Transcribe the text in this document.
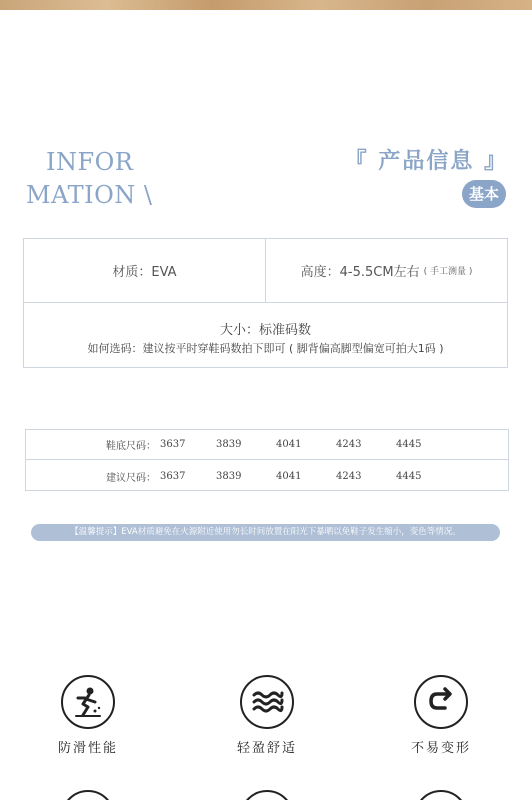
INFOR
MATION \
『 产品信息 』
基本
材质：EVA	高度：4-5.5CM左右 ( 手工测量 )
大小：标准码数
如何选码：建议按平时穿鞋码数拍下即可 ( 脚背偏高脚型偏宽可拍大1码 )
鞋底尺码： 3637	3839	4041	4243	4445
建议尺码： 3637	3839	4041	4243	4445
【温馨提示】EVA材质避免在火源附近使用勿长时间放置在阳光下暴晒以免鞋子发生缩小，变色等情况。
防滑性能	轻盈舒适	不易变形
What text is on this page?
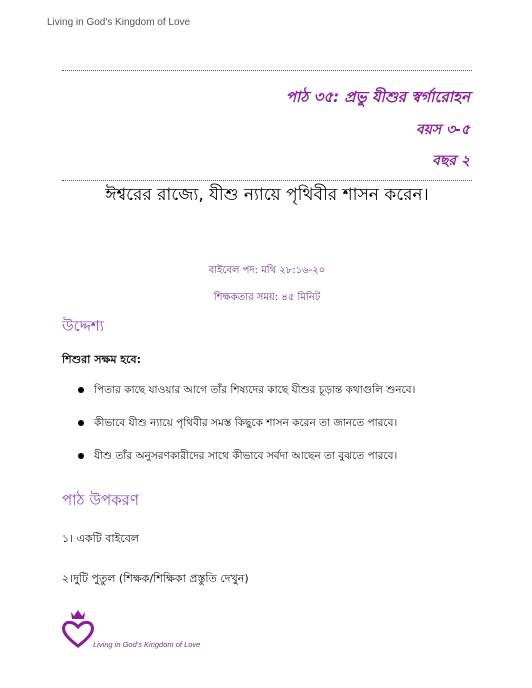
Living in God's Kingdom of Love
পাঠ ৩৫: প্রভু যীশুর স্বর্গারোহন
বয়স ৩-৫
বছর ২
ঈশ্বরের রাজ্যে, যীশু ন্যায়ে পৃথিবীর শাসন করেন।
বাইবেল পদ: মথি ২৮:১৬-২০
শিক্ষকতার সময়: ৪৫ মিনিট
উদ্দেশ্য
শিশুরা সক্ষম হবে:
পিতার কাছে যাওয়ার আগে তাঁর শিষ্যদের কাছে যীশুর চূড়ান্ত কথাগুলি শুনবে।
কীভাবে যীশু ন্যায়ে পৃথিবীর সমস্ত কিছুকে শাসন করেন তা জানতে পারবে।
যীশু তাঁর অনুসরণকারীদের সাথে কীভাবে সর্বদা আছেন তা বুঝতে পারবে।
পাঠ উপকরণ
১। একটি বাইবেল
২।দুটি পুতুল (শিক্ষক/শিক্ষিকা প্রস্তুতি দেখুন)
Living in God's Kingdom of Love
* * * * * * * * *
The task - Leave out all pictures and retype precisely the lines that run from the line containing "What text is on this page?" to the last line of the records.

Problem solution -
What text is on this page?
Living in God's Kingdom of Love
পাঠ ৩৫: প্রভু যীশুর স্বর্গারোহন
বয়স ৩-৫
বছর ২
ঈশ্বরের রাজ্যে, যীশু ন্যায়ে পৃথিবীর শাসন করেন।
বাইবেল পদ: মথি ২৮:১৬-২০
শিক্ষকতার সময়: ৪৫ মিনিট
উদ্দেশ্য
শিশুরা সক্ষম হবে:
পিতার কাছে যাওয়ার আগে তাঁর শিষ্যদের কাছে যীশুর চূড়ান্ত কথাগুলি শুনবে।
কীভাবে যীশু ন্যায়ে পৃথিবীর সমস্ত কিছুকে শাসন করেন তা জানতে পারবে।
যীশু তাঁর অনুসরণকারীদের সাথে কীভাবে সর্বদা আছেন তা বুঝতে পারবে।
পাঠ উপকরণ
১। একটি বাইবেল
২।দুটি পুতুল (শিক্ষক/শিক্ষিকা প্রস্তুতি দেখুন)
Living in God's Kingdom of Love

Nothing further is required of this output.